Problem statement. Write the material out again, line by line, exactly as it is.
^^^^^^^^^^^^^^^^
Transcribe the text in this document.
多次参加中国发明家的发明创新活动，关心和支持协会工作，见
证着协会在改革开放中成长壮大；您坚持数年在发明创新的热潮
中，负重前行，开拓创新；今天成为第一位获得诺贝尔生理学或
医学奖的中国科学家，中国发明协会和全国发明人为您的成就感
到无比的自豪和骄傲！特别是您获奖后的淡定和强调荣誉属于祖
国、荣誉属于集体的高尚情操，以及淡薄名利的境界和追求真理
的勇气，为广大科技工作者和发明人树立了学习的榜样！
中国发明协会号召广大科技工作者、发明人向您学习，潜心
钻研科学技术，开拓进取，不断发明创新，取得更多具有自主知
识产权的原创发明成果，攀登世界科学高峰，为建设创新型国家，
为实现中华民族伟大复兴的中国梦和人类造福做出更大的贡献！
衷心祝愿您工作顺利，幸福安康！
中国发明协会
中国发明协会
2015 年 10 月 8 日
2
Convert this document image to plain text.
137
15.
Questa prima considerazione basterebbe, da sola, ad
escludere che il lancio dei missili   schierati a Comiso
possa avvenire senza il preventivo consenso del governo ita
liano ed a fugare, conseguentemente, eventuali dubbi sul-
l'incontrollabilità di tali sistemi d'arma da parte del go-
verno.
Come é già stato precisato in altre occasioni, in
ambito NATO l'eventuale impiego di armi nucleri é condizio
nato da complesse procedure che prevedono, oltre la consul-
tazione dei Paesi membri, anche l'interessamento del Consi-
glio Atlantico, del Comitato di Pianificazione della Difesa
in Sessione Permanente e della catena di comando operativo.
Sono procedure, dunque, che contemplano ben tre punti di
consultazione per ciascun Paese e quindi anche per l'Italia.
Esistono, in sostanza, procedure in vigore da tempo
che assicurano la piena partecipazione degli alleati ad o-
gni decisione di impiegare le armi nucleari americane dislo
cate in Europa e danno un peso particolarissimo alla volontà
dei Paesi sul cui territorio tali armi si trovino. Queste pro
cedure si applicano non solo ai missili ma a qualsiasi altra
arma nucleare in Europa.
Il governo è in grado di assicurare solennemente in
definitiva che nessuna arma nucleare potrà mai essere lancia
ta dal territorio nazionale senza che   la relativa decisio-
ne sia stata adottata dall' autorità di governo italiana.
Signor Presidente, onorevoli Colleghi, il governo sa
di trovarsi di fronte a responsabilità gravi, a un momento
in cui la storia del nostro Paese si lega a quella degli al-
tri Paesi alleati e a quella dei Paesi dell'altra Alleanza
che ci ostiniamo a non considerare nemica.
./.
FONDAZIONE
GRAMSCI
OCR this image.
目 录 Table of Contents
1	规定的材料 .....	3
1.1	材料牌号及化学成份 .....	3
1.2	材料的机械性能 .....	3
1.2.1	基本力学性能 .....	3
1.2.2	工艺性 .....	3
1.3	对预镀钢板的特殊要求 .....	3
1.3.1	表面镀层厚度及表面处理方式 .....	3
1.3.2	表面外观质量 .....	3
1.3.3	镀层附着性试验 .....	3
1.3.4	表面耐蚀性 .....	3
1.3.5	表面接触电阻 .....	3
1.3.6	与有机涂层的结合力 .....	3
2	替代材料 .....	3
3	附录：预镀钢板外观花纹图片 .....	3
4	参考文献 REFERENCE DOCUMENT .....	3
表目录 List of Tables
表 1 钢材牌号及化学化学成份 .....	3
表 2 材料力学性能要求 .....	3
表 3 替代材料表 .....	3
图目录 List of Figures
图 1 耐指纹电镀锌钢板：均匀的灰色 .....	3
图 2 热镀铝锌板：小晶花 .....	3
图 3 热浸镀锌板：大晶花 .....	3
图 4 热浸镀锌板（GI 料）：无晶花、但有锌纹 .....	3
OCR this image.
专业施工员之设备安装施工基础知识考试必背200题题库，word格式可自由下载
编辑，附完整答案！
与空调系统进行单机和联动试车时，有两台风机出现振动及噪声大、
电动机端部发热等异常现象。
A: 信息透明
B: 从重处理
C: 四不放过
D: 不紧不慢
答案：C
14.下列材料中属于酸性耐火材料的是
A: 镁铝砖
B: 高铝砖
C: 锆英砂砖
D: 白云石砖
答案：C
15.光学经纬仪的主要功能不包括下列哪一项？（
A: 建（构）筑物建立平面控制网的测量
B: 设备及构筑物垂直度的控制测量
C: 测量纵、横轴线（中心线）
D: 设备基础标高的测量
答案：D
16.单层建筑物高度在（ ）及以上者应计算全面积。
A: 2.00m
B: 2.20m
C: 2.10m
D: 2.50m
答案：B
^^^^^^^^^^^^^^^^
Output.
Transcribe the text in this document.
多次参加中国发明家的发明创新活动，关心和支持协会工作，见
证着协会在改革开放中成长壮大；您坚持数年在发明创新的热潮
中，负重前行，开拓创新；今天成为第一位获得诺贝尔生理学或
医学奖的中国科学家，中国发明协会和全国发明人为您的成就感
到无比的自豪和骄傲！特别是您获奖后的淡定和强调荣誉属于祖
国、荣誉属于集体的高尚情操，以及淡薄名利的境界和追求真理
的勇气，为广大科技工作者和发明人树立了学习的榜样！
中国发明协会号召广大科技工作者、发明人向您学习，潜心
钻研科学技术，开拓进取，不断发明创新，取得更多具有自主知
识产权的原创发明成果，攀登世界科学高峰，为建设创新型国家，
为实现中华民族伟大复兴的中国梦和人类造福做出更大的贡献！
衷心祝愿您工作顺利，幸福安康！
中国发明协会
中国发明协会
2015 年 10 月 8 日
2
Convert this document image to plain text.
137
15.
Questa prima considerazione basterebbe, da sola, ad
escludere che il lancio dei missili   schierati a Comiso
possa avvenire senza il preventivo consenso del governo ita
liano ed a fugare, conseguentemente, eventuali dubbi sul-
l'incontrollabilità di tali sistemi d'arma da parte del go-
verno.
Come é già stato precisato in altre occasioni, in
ambito NATO l'eventuale impiego di armi nucleri é condizio
nato da complesse procedure che prevedono, oltre la consul-
tazione dei Paesi membri, anche l'interessamento del Consi-
glio Atlantico, del Comitato di Pianificazione della Difesa
in Sessione Permanente e della catena di comando operativo.
Sono procedure, dunque, che contemplano ben tre punti di
consultazione per ciascun Paese e quindi anche per l'Italia.
Esistono, in sostanza, procedure in vigore da tempo
che assicurano la piena partecipazione degli alleati ad o-
gni decisione di impiegare le armi nucleari americane dislo
cate in Europa e danno un peso particolarissimo alla volontà
dei Paesi sul cui territorio tali armi si trovino. Queste pro
cedure si applicano non solo ai missili ma a qualsiasi altra
arma nucleare in Europa.
Il governo è in grado di assicurare solennemente in
definitiva che nessuna arma nucleare potrà mai essere lancia
ta dal territorio nazionale senza che   la relativa decisio-
ne sia stata adottata dall' autorità di governo italiana.
Signor Presidente, onorevoli Colleghi, il governo sa
di trovarsi di fronte a responsabilità gravi, a un momento
in cui la storia del nostro Paese si lega a quella degli al-
tri Paesi alleati e a quella dei Paesi dell'altra Alleanza
che ci ostiniamo a non considerare nemica.
./.
FONDAZIONE
GRAMSCI
OCR this image.
目 录 Table of Contents
1	规定的材料 .....	3
1.1	材料牌号及化学成份 .....	3
1.2	材料的机械性能 .....	3
1.2.1	基本力学性能 .....	3
1.2.2	工艺性 .....	3
1.3	对预镀钢板的特殊要求 .....	3
1.3.1	表面镀层厚度及表面处理方式 .....	3
1.3.2	表面外观质量 .....	3
1.3.3	镀层附着性试验 .....	3
1.3.4	表面耐蚀性 .....	3
1.3.5	表面接触电阻 .....	3
1.3.6	与有机涂层的结合力 .....	3
2	替代材料 .....	3
3	附录：预镀钢板外观花纹图片 .....	3
4	参考文献 REFERENCE DOCUMENT .....	3
表目录 List of Tables
表 1 钢材牌号及化学化学成份 .....	3
表 2 材料力学性能要求 .....	3
表 3 替代材料表 .....	3
图目录 List of Figures
图 1 耐指纹电镀锌钢板：均匀的灰色 .....	3
图 2 热镀铝锌板：小晶花 .....	3
图 3 热浸镀锌板：大晶花 .....	3
图 4 热浸镀锌板（GI 料）：无晶花、但有锌纹 .....	3
OCR this image.
专业施工员之设备安装施工基础知识考试必背200题题库，word格式可自由下载
编辑，附完整答案！
与空调系统进行单机和联动试车时，有两台风机出现振动及噪声大、
电动机端部发热等异常现象。
A: 信息透明
B: 从重处理
C: 四不放过
D: 不紧不慢
答案：C
14.下列材料中属于酸性耐火材料的是
A: 镁铝砖
B: 高铝砖
C: 锆英砂砖
D: 白云石砖
答案：C
15.光学经纬仪的主要功能不包括下列哪一项？（
A: 建（构）筑物建立平面控制网的测量
B: 设备及构筑物垂直度的控制测量
C: 测量纵、横轴线（中心线）
D: 设备基础标高的测量
答案：D
16.单层建筑物高度在（ ）及以上者应计算全面积。
A: 2.00m
B: 2.20m
C: 2.10m
D: 2.50m
答案：B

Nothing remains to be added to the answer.